### GOAL
Check the listing below line by line and report how many lines hold "through", with no other words.

--- START OF GIVEN RECORDS ---

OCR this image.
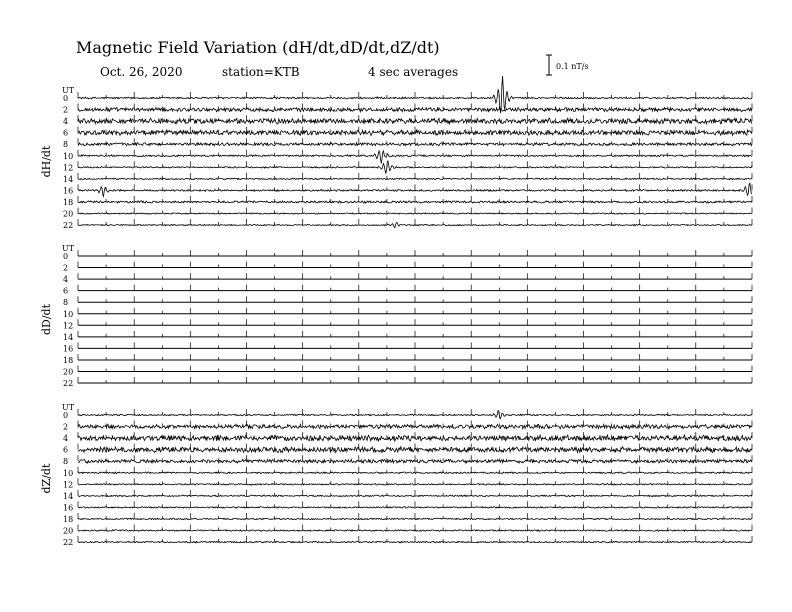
UT
dH/dt
0
2
4
6
8
10
12
14
16
18
20
22
UT
dD/dt
0
2
4
6
8
10
12
14
16
18
20
22
UT
dZ/dt
0
2
4
6
8
10
12
14
16
18
20
22
0.1 nT/s
Magnetic Field Variation (dH/dt,dD/dt,dZ/dt)
Oct. 26, 2020	station=KTB	4 sec averages
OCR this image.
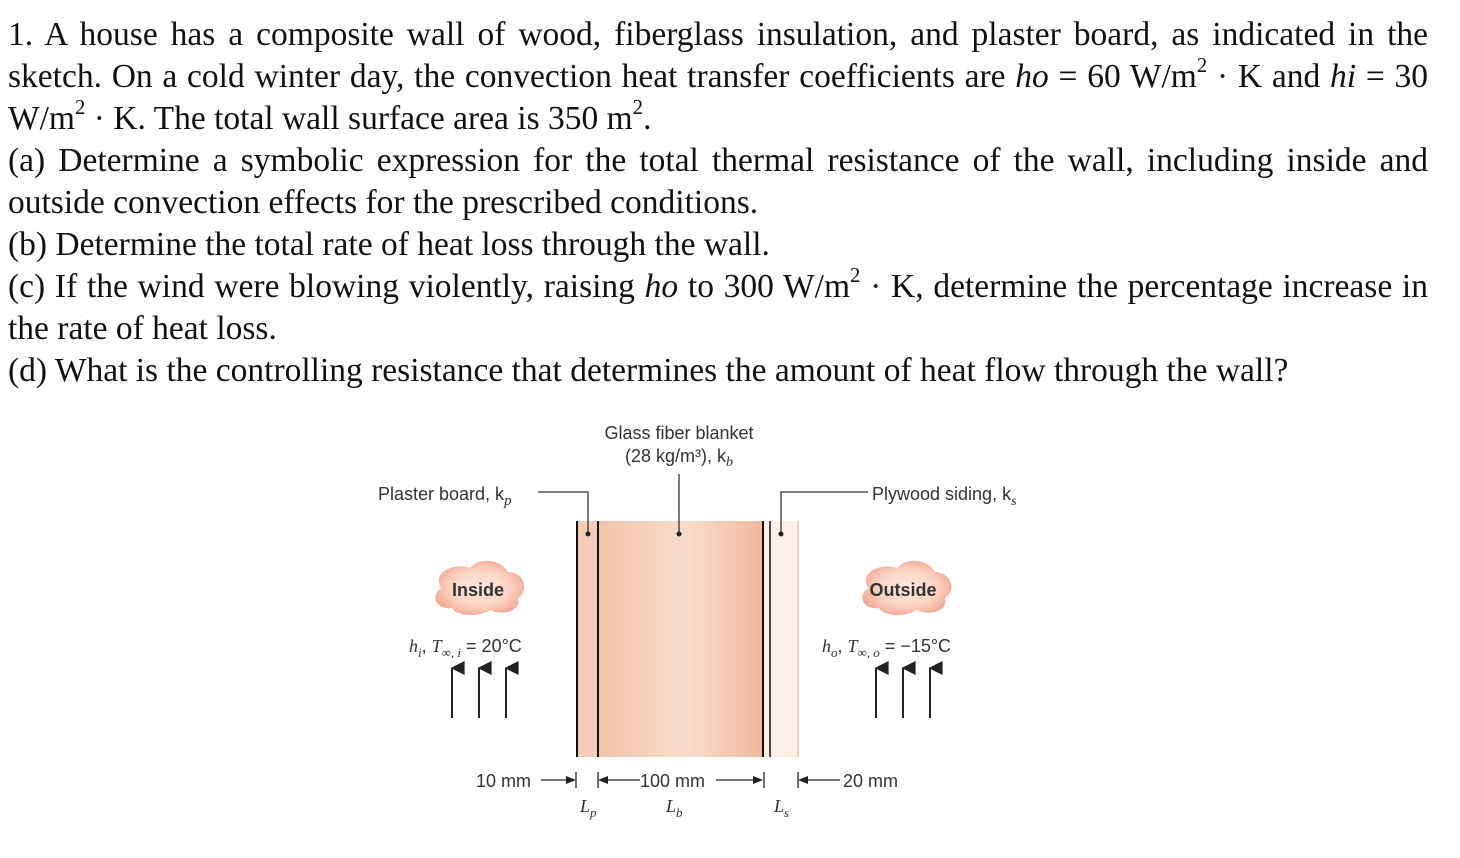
1. A house has a composite wall of wood, fiberglass insulation, and plaster board, as indicated in the sketch. On a cold winter day, the convection heat transfer coefficients are ho = 60 $W/m^2 \cdot K$ and hi = 30 $W/m^2 \cdot K$. The total wall surface area is 350 $m^2$.

(a) Determine a symbolic expression for the total thermal resistance of the wall, including inside and outside convection effects for the prescribed conditions.

(b) Determine the total rate of heat loss through the wall.

(c) If the wind were blowing violently, raising ho to 300 $W/m^2 \cdot K$, determine the percentage increase in the rate of heat loss.

(d) What is the controlling resistance that determines the amount of heat flow through the wall?

Glass fiber blanket
(28 kg/m³), $k_b$
Plaster board, $k_p$	Plywood siding, $k_s$
Inside	Outside
$h_i$, $T_{\infty, i} = 20^\circ C$	$h_o$, $T_{\infty, o} = -15^\circ C$
10 mm	100 mm	20 mm
$L_p$	$L_b$	$L_s$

--- END OF GIVEN RECORDS ---

### COMPLETE ANSWER
2